* Dataset entries
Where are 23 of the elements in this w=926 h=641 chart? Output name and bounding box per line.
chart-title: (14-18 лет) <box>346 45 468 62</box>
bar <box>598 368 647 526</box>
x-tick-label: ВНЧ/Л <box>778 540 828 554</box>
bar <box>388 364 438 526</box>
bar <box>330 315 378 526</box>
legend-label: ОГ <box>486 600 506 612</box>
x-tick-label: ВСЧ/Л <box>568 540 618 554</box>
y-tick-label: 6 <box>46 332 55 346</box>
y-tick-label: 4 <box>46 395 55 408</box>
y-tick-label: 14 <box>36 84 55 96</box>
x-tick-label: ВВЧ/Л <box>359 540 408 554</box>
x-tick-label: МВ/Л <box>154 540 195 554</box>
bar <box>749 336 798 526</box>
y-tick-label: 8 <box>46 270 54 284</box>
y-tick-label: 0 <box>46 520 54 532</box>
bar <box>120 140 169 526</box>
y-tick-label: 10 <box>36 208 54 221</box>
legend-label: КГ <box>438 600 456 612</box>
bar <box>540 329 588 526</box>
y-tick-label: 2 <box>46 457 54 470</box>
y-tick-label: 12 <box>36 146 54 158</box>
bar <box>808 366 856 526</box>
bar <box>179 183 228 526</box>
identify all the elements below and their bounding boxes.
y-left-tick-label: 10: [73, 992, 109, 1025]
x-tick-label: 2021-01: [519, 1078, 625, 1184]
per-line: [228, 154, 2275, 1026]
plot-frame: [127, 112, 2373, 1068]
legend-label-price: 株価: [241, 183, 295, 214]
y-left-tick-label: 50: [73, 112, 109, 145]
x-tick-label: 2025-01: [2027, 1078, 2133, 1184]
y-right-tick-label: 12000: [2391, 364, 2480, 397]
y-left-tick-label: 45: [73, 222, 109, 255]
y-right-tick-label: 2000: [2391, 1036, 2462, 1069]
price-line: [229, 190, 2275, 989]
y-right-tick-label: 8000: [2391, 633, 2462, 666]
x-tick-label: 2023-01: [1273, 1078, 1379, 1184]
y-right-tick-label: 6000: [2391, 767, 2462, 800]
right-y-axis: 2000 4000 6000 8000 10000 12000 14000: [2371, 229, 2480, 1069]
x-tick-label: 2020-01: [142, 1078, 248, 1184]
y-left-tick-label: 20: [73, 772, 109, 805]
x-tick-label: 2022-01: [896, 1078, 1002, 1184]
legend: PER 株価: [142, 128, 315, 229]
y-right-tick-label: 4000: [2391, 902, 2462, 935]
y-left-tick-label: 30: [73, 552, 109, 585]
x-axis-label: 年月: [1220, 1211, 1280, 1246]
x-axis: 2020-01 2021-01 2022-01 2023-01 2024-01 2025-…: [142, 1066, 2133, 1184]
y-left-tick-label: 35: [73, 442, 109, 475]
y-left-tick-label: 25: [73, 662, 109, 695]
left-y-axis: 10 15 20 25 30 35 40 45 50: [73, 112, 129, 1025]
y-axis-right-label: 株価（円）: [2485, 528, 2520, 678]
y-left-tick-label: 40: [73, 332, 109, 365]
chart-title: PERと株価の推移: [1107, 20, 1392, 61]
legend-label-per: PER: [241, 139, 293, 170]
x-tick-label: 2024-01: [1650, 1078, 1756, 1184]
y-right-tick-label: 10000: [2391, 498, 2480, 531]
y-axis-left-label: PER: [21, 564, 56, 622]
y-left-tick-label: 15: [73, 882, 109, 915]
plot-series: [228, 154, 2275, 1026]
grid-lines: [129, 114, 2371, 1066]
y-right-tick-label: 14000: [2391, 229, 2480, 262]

* What you have to do
Express the lines of the entries above as a JSON list of strings, one string per line and blank lines omitted, starting at the first line and ending at the line that contains "y-tick-label: 10 <box>36 208 54 221</box>". Include no other lines.

* Exercise solution
[
  "Where are 23 of the elements in this w=926 h=641 chart? Output name and bounding box per line.",
  "chart-title: (14-18 лет) <box>346 45 468 62</box>",
  "bar <box>598 368 647 526</box>",
  "x-tick-label: ВНЧ/Л <box>778 540 828 554</box>",
  "bar <box>388 364 438 526</box>",
  "bar <box>330 315 378 526</box>",
  "legend-label: ОГ <box>486 600 506 612</box>",
  "x-tick-label: ВСЧ/Л <box>568 540 618 554</box>",
  "y-tick-label: 6 <box>46 332 55 346</box>",
  "y-tick-label: 4 <box>46 395 55 408</box>",
  "y-tick-label: 14 <box>36 84 55 96</box>",
  "x-tick-label: ВВЧ/Л <box>359 540 408 554</box>",
  "x-tick-label: МВ/Л <box>154 540 195 554</box>",
  "bar <box>749 336 798 526</box>",
  "y-tick-label: 8 <box>46 270 54 284</box>",
  "y-tick-label: 0 <box>46 520 54 532</box>",
  "bar <box>120 140 169 526</box>",
  "y-tick-label: 10 <box>36 208 54 221</box>"
]